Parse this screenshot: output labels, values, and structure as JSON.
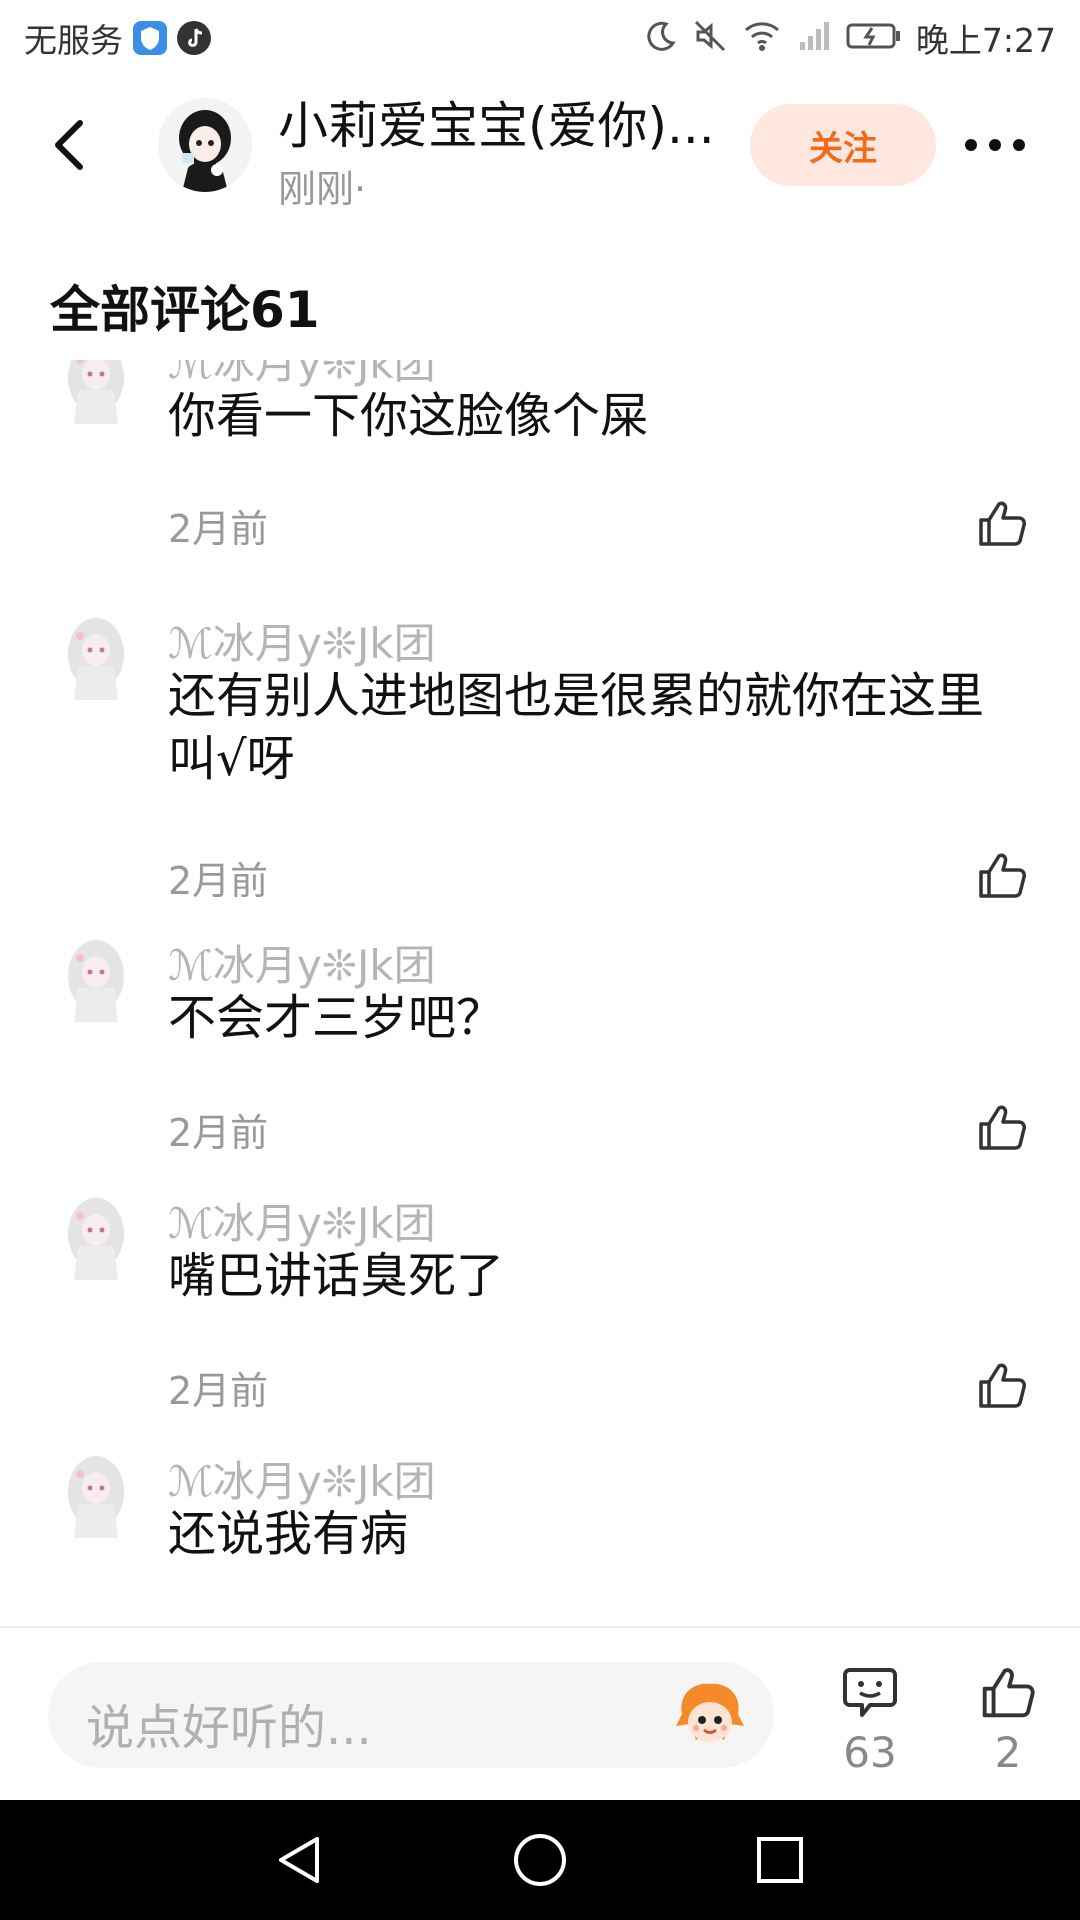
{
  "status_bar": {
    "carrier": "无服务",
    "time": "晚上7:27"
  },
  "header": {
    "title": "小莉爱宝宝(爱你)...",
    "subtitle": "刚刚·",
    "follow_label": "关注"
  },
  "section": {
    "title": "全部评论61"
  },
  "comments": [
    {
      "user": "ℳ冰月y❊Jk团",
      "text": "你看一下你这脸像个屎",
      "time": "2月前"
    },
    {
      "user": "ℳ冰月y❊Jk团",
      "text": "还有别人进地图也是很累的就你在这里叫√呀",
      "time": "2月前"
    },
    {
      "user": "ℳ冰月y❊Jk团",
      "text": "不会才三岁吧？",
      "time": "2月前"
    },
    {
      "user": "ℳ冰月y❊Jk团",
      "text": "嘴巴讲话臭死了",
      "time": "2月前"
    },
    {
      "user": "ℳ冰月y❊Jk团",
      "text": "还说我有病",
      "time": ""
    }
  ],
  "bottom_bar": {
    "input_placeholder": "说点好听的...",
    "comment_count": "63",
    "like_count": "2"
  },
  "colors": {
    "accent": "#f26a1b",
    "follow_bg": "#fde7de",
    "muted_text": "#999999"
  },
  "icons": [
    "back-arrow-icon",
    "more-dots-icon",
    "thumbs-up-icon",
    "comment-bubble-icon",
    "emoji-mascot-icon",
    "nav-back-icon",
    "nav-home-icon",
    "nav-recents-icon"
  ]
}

◆ ◆ ◆

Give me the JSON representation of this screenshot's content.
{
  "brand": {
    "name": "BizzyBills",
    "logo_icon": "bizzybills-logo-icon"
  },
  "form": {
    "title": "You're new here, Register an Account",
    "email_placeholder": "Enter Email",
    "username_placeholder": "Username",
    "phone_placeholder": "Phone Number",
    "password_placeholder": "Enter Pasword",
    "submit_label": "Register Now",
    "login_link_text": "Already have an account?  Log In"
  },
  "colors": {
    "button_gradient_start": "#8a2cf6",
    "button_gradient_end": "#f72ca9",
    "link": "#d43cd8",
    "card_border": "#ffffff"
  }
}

◆ ◆ ◆

Show all lines in the entries above where the string "screenshot" appears.

Parse this screenshot: output labels, values, and structure as JSON.
Give me the JSON representation of this screenshot's content.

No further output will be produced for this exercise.